> [WORK REQUIRED]: Rewrite the part of the records that runs from the start through the line containing "order-status-label: 待配送 —", changing "truck-icon" to "delivery-truck-icon" and leaving everything else as it is.

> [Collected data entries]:
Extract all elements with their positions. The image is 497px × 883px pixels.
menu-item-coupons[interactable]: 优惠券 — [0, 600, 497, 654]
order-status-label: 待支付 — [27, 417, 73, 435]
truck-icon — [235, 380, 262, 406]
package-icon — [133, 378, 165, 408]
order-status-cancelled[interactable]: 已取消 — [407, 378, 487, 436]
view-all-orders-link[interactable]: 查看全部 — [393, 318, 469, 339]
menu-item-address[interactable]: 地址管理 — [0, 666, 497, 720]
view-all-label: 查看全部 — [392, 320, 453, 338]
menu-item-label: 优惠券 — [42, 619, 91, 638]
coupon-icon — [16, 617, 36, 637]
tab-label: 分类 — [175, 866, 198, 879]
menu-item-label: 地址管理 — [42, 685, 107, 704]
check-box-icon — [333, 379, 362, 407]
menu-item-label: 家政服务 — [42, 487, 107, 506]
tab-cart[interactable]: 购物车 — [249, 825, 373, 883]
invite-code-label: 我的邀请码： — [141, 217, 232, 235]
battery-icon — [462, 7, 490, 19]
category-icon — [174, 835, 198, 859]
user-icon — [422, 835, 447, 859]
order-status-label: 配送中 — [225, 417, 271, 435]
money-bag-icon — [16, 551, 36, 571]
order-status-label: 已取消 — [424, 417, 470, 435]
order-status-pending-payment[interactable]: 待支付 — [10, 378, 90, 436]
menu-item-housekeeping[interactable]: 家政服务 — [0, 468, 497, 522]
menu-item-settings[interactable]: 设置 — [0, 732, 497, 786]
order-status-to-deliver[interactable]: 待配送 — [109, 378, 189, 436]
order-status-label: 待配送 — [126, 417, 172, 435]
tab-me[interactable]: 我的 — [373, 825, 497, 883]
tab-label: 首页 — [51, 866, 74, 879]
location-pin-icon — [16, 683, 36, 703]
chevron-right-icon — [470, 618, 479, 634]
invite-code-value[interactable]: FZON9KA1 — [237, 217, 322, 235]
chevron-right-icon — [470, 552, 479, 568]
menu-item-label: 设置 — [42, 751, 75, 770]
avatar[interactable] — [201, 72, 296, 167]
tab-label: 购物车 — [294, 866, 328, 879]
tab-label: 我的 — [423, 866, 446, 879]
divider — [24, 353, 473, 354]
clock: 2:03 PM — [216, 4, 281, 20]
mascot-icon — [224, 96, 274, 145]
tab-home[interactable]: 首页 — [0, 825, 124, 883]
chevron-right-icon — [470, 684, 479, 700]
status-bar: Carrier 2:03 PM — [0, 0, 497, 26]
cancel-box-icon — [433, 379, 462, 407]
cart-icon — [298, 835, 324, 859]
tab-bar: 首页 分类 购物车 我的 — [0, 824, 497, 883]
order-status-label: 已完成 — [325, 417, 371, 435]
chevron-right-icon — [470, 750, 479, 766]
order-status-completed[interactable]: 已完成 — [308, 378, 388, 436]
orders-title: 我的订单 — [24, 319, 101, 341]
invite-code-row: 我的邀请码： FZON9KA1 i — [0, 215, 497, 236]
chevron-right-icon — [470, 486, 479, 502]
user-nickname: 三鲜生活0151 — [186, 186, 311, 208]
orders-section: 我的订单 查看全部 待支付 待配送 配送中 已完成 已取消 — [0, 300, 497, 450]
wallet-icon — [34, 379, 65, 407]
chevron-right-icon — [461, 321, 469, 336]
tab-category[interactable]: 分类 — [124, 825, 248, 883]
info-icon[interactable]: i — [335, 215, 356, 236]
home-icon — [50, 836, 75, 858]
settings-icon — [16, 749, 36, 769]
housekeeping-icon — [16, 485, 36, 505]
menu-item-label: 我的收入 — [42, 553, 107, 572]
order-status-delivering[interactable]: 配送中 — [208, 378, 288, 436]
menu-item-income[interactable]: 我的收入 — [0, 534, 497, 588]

> [REPLY TO THE EXERCISE]:
Extract all elements with their positions. The image is 497px × 883px pixels.
menu-item-coupons[interactable]: 优惠券 — [0, 600, 497, 654]
order-status-label: 待支付 — [27, 417, 73, 435]
delivery-truck-icon — [235, 380, 262, 406]
package-icon — [133, 378, 165, 408]
order-status-cancelled[interactable]: 已取消 — [407, 378, 487, 436]
view-all-orders-link[interactable]: 查看全部 — [393, 318, 469, 339]
menu-item-address[interactable]: 地址管理 — [0, 666, 497, 720]
view-all-label: 查看全部 — [392, 320, 453, 338]
menu-item-label: 优惠券 — [42, 619, 91, 638]
coupon-icon — [16, 617, 36, 637]
tab-label: 分类 — [175, 866, 198, 879]
menu-item-label: 地址管理 — [42, 685, 107, 704]
check-box-icon — [333, 379, 362, 407]
menu-item-label: 家政服务 — [42, 487, 107, 506]
tab-cart[interactable]: 购物车 — [249, 825, 373, 883]
invite-code-label: 我的邀请码： — [141, 217, 232, 235]
battery-icon — [462, 7, 490, 19]
category-icon — [174, 835, 198, 859]
user-icon — [422, 835, 447, 859]
order-status-label: 配送中 — [225, 417, 271, 435]
money-bag-icon — [16, 551, 36, 571]
order-status-label: 已取消 — [424, 417, 470, 435]
order-status-pending-payment[interactable]: 待支付 — [10, 378, 90, 436]
menu-item-housekeeping[interactable]: 家政服务 — [0, 468, 497, 522]
menu-item-settings[interactable]: 设置 — [0, 732, 497, 786]
order-status-to-deliver[interactable]: 待配送 — [109, 378, 189, 436]
order-status-label: 待配送 — [126, 417, 172, 435]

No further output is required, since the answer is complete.